* _Problem to solve_: Return each line that holds the word "Spectrum".

─── Entries

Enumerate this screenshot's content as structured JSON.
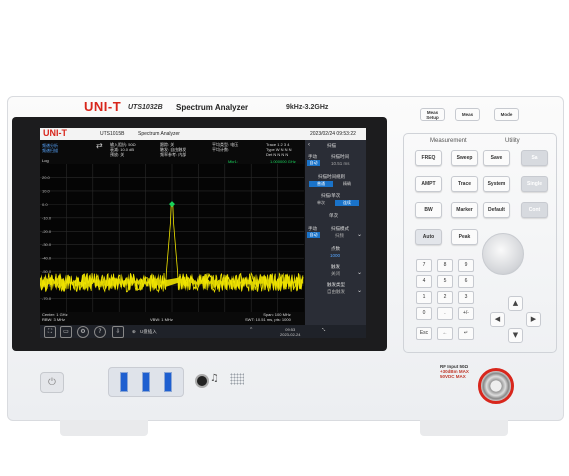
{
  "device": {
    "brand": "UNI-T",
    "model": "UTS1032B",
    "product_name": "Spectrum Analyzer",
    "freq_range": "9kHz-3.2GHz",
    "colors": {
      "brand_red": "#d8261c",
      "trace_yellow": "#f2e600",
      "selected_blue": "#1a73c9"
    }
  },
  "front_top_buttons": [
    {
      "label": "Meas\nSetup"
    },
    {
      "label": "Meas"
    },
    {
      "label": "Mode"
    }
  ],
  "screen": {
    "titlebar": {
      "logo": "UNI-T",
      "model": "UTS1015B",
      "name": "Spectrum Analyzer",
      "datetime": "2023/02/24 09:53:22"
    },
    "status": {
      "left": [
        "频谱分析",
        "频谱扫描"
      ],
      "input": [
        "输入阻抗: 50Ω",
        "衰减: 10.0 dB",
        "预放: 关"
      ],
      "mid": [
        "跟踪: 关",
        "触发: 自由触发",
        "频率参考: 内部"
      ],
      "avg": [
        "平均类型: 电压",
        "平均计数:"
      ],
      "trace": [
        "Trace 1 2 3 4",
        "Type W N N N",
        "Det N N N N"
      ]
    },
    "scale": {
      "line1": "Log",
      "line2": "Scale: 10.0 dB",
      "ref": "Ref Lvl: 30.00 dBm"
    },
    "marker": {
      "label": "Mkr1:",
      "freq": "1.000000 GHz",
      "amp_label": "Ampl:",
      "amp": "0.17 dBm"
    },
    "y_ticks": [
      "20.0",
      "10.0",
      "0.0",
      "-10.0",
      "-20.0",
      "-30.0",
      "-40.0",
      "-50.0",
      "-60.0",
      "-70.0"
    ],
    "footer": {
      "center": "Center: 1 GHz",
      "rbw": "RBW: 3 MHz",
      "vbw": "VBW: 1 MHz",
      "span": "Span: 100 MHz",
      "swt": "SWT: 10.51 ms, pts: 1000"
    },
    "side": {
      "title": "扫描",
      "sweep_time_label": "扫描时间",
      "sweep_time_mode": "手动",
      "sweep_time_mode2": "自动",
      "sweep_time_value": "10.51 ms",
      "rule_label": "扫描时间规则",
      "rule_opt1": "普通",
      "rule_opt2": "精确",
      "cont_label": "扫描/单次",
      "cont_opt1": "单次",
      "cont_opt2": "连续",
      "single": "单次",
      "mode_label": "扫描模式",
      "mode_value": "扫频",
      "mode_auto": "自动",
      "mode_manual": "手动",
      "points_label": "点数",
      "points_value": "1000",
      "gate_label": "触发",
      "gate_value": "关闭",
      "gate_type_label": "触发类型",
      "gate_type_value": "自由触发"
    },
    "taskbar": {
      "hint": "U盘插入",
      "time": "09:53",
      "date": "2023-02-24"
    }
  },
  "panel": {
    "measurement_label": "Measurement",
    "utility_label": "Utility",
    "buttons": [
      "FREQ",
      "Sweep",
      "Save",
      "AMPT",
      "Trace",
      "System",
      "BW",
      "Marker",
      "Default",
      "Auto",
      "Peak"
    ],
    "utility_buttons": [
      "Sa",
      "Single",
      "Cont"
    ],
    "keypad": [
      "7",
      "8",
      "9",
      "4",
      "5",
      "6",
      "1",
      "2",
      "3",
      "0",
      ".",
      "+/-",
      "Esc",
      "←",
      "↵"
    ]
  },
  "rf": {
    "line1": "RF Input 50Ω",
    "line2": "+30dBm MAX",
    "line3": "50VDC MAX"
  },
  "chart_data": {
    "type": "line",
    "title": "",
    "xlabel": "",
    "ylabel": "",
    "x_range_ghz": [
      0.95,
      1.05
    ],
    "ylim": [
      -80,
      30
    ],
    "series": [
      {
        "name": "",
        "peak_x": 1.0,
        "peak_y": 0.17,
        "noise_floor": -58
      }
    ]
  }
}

──────

* _Solution to the problem_:
    "product_name": "Spectrum Analyzer",
      "name": "Spectrum Analyzer",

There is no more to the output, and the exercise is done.